Write the entries out again exactly as they stand, but without the pictures.

##### DATA IN THIS EXERCISE

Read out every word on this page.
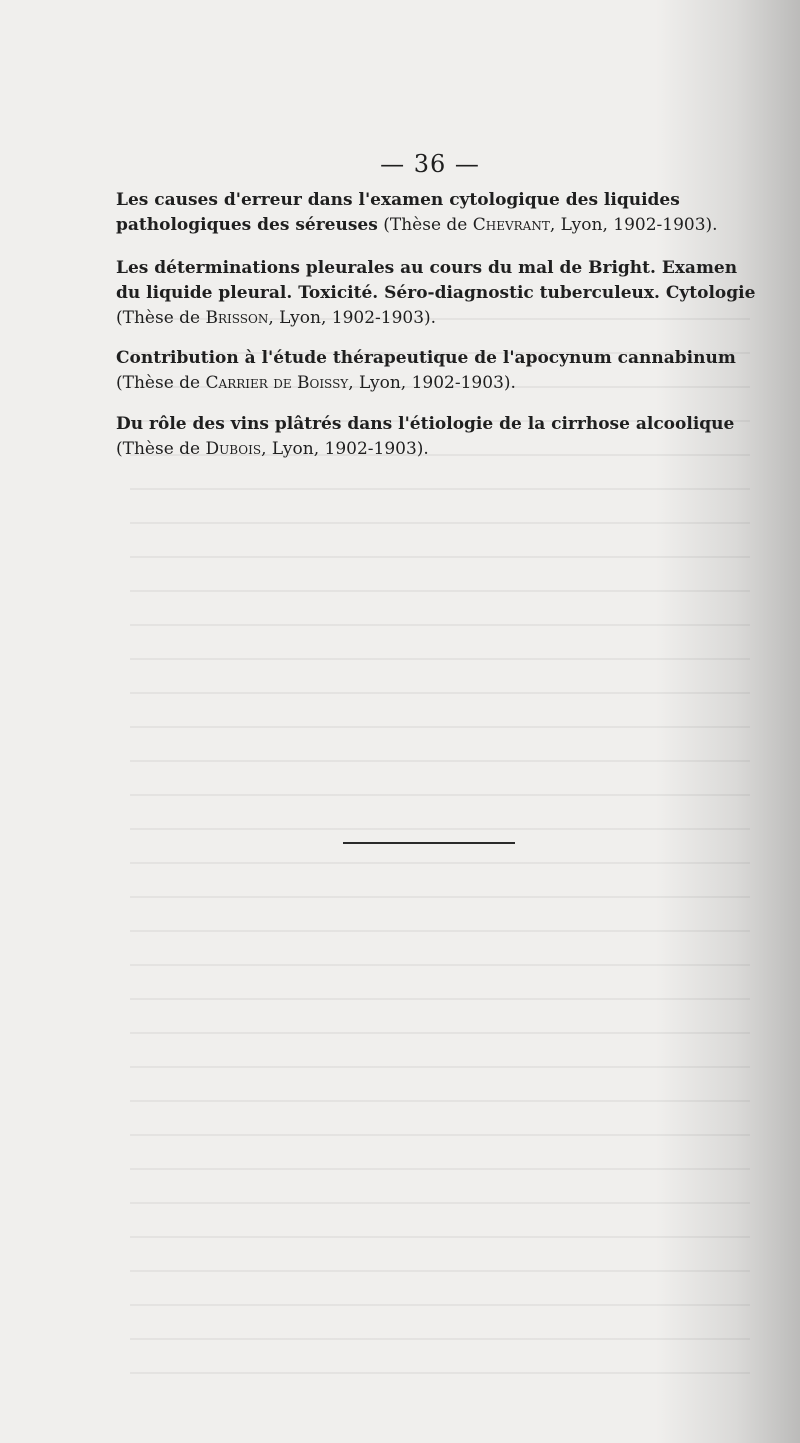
— 36 —
Les causes d'erreur dans l'examen cytologique des liquides pathologiques des séreuses (Thèse de Chevrant, Lyon, 1902-1903).
Les déterminations pleurales au cours du mal de Bright. Examen du liquide pleural. Toxicité. Séro-diagnostic tuberculeux. Cytologie (Thèse de Brisson, Lyon, 1902-1903).
Contribution à l'étude thérapeutique de l'apocynum cannabinum (Thèse de Carrier de Boissy, Lyon, 1902-1903).
Du rôle des vins plâtrés dans l'étiologie de la cirrhose alcoolique (Thèse de Dubois, Lyon, 1902-1903).
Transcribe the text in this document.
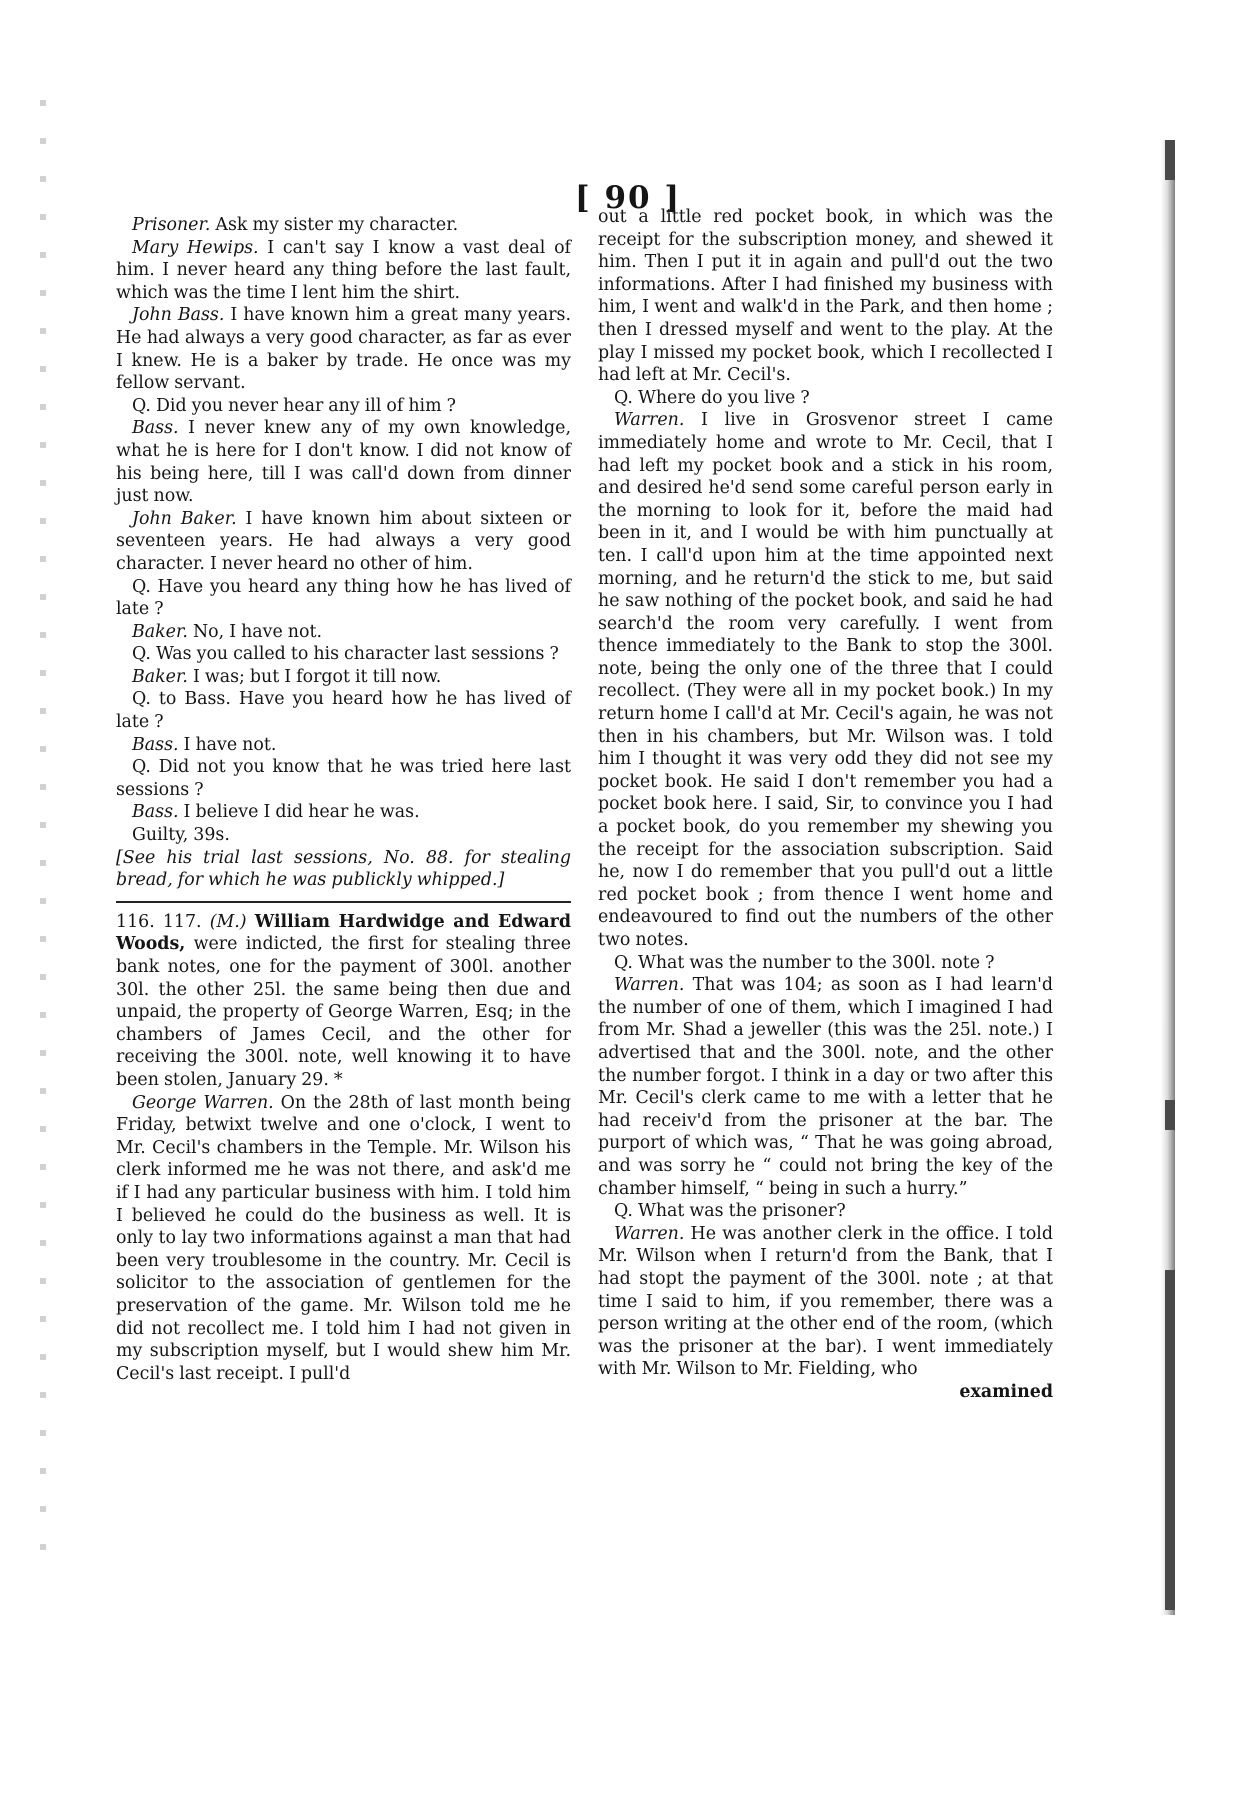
[ 90 ]

Prisoner. Ask my sister my character.

Mary Hewips. I can't say I know a vast deal of him. I never heard any thing before the last fault, which was the time I lent him the shirt.

John Bass. I have known him a great many years. He had always a very good character, as far as ever I knew. He is a baker by trade. He once was my fellow servant.

Q. Did you never hear any ill of him ?

Bass. I never knew any of my own knowledge, what he is here for I don't know. I did not know of his being here, till I was call'd down from dinner just now.

John Baker. I have known him about sixteen or seventeen years. He had always a very good character. I never heard no other of him.

Q. Have you heard any thing how he has lived of late ?

Baker. No, I have not.

Q. Was you called to his character last sessions ?

Baker. I was; but I forgot it till now.

Q. to Bass. Have you heard how he has lived of late ?

Bass. I have not.

Q. Did not you know that he was tried here last sessions ?

Bass. I believe I did hear he was.

Guilty, 39s.

[See his trial last sessions, No. 88. for stealing bread, for which he was publickly whipped.]

116. 117. (M.) William Hardwidge and Edward Woods, were indicted, the first for stealing three bank notes, one for the payment of 300l. another 30l. the other 25l. the same being then due and unpaid, the property of George Warren, Esq; in the chambers of James Cecil, and the other for receiving the 300l. note, well knowing it to have been stolen, January 29. *

George Warren. On the 28th of last month being Friday, betwixt twelve and one o'clock, I went to Mr. Cecil's chambers in the Temple. Mr. Wilson his clerk informed me he was not there, and ask'd me if I had any particular business with him. I told him I believed he could do the business as well. It is only to lay two informations against a man that had been very troublesome in the country. Mr. Cecil is solicitor to the association of gentlemen for the preservation of the game. Mr. Wilson told me he did not recollect me. I told him I had not given in my subscription myself, but I would shew him Mr. Cecil's last receipt. I pull'd

out a little red pocket book, in which was the receipt for the subscription money, and shewed it him. Then I put it in again and pull'd out the two informations. After I had finished my business with him, I went and walk'd in the Park, and then home ; then I dressed myself and went to the play. At the play I missed my pocket book, which I recollected I had left at Mr. Cecil's.

Q. Where do you live ?

Warren. I live in Grosvenor street I came immediately home and wrote to Mr. Cecil, that I had left my pocket book and a stick in his room, and desired he'd send some careful person early in the morning to look for it, before the maid had been in it, and I would be with him punctually at ten. I call'd upon him at the time appointed next morning, and he return'd the stick to me, but said he saw nothing of the pocket book, and said he had search'd the room very carefully. I went from thence immediately to the Bank to stop the 300l. note, being the only one of the three that I could recollect. (They were all in my pocket book.) In my return home I call'd at Mr. Cecil's again, he was not then in his chambers, but Mr. Wilson was. I told him I thought it was very odd they did not see my pocket book. He said I don't remember you had a pocket book here. I said, Sir, to convince you I had a pocket book, do you remember my shewing you the receipt for the association subscription. Said he, now I do remember that you pull'd out a little red pocket book ; from thence I went home and endeavoured to find out the numbers of the other two notes.

Q. What was the number to the 300l. note ?

Warren. That was 104; as soon as I had learn'd the number of one of them, which I imagined I had from Mr. Shad a jeweller (this was the 25l. note.) I advertised that and the 300l. note, and the other the number forgot. I think in a day or two after this Mr. Cecil's clerk came to me with a letter that he had receiv'd from the prisoner at the bar. The purport of which was, “ That he was going abroad, and was sorry he “ could not bring the key of the chamber himself, “ being in such a hurry.”

Q. What was the prisoner?

Warren. He was another clerk in the office. I told Mr. Wilson when I return'd from the Bank, that I had stopt the payment of the 300l. note ; at that time I said to him, if you remember, there was a person writing at the other end of the room, (which was the prisoner at the bar). I went immediately with Mr. Wilson to Mr. Fielding, who

examined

##########

◆ **SOLUTION**:
Read out every word on this page.
— 36 —
Les causes d'erreur dans l'examen cytologique des liquides pathologiques des séreuses (Thèse de Chevrant, Lyon, 1902-1903).
Les déterminations pleurales au cours du mal de Bright. Examen du liquide pleural. Toxicité. Séro-diagnostic tuberculeux. Cytologie (Thèse de Brisson, Lyon, 1902-1903).
Contribution à l'étude thérapeutique de l'apocynum cannabinum (Thèse de Carrier de Boissy, Lyon, 1902-1903).
Du rôle des vins plâtrés dans l'étiologie de la cirrhose alcoolique (Thèse de Dubois, Lyon, 1902-1903).
Transcribe the text in this document.
[ 90 ]

Prisoner. Ask my sister my character.

Mary Hewips. I can't say I know a vast deal of him. I never heard any thing before the last fault, which was the time I lent him the shirt.

John Bass. I have known him a great many years. He had always a very good character, as far as ever I knew. He is a baker by trade. He once was my fellow servant.

Q. Did you never hear any ill of him ?

Bass. I never knew any of my own knowledge, what he is here for I don't know. I did not know of his being here, till I was call'd down from dinner just now.

John Baker. I have known him about sixteen or seventeen years. He had always a very good character. I never heard no other of him.

Q. Have you heard any thing how he has lived of late ?

Baker. No, I have not.

Q. Was you called to his character last sessions ?

Baker. I was; but I forgot it till now.

Q. to Bass. Have you heard how he has lived of late ?

Bass. I have not.

Q. Did not you know that he was tried here last sessions ?

Bass. I believe I did hear he was.

Guilty, 39s.

[See his trial last sessions, No. 88. for stealing bread, for which he was publickly whipped.]

116. 117. (M.) William Hardwidge and Edward Woods, were indicted, the first for stealing three bank notes, one for the payment of 300l. another 30l. the other 25l. the same being then due and unpaid, the property of George Warren, Esq; in the chambers of James Cecil, and the other for receiving the 300l. note, well knowing it to have been stolen, January 29. *

George Warren. On the 28th of last month being Friday, betwixt twelve and one o'clock, I went to Mr. Cecil's chambers in the Temple. Mr. Wilson his clerk informed me he was not there, and ask'd me if I had any particular business with him. I told him I believed he could do the business as well. It is only to lay two informations against a man that had been very troublesome in the country. Mr. Cecil is solicitor to the association of gentlemen for the preservation of the game. Mr. Wilson told me he did not recollect me. I told him I had not given in my subscription myself, but I would shew him Mr. Cecil's last receipt. I pull'd

out a little red pocket book, in which was the receipt for the subscription money, and shewed it him. Then I put it in again and pull'd out the two informations. After I had finished my business with him, I went and walk'd in the Park, and then home ; then I dressed myself and went to the play. At the play I missed my pocket book, which I recollected I had left at Mr. Cecil's.

Q. Where do you live ?

Warren. I live in Grosvenor street I came immediately home and wrote to Mr. Cecil, that I had left my pocket book and a stick in his room, and desired he'd send some careful person early in the morning to look for it, before the maid had been in it, and I would be with him punctually at ten. I call'd upon him at the time appointed next morning, and he return'd the stick to me, but said he saw nothing of the pocket book, and said he had search'd the room very carefully. I went from thence immediately to the Bank to stop the 300l. note, being the only one of the three that I could recollect. (They were all in my pocket book.) In my return home I call'd at Mr. Cecil's again, he was not then in his chambers, but Mr. Wilson was. I told him I thought it was very odd they did not see my pocket book. He said I don't remember you had a pocket book here. I said, Sir, to convince you I had a pocket book, do you remember my shewing you the receipt for the association subscription. Said he, now I do remember that you pull'd out a little red pocket book ; from thence I went home and endeavoured to find out the numbers of the other two notes.

Q. What was the number to the 300l. note ?

Warren. That was 104; as soon as I had learn'd the number of one of them, which I imagined I had from Mr. Shad a jeweller (this was the 25l. note.) I advertised that and the 300l. note, and the other the number forgot. I think in a day or two after this Mr. Cecil's clerk came to me with a letter that he had receiv'd from the prisoner at the bar. The purport of which was, “ That he was going abroad, and was sorry he “ could not bring the key of the chamber himself, “ being in such a hurry.”

Q. What was the prisoner?

Warren. He was another clerk in the office. I told Mr. Wilson when I return'd from the Bank, that I had stopt the payment of the 300l. note ; at that time I said to him, if you remember, there was a person writing at the other end of the room, (which was the prisoner at the bar). I went immediately with Mr. Wilson to Mr. Fielding, who

examined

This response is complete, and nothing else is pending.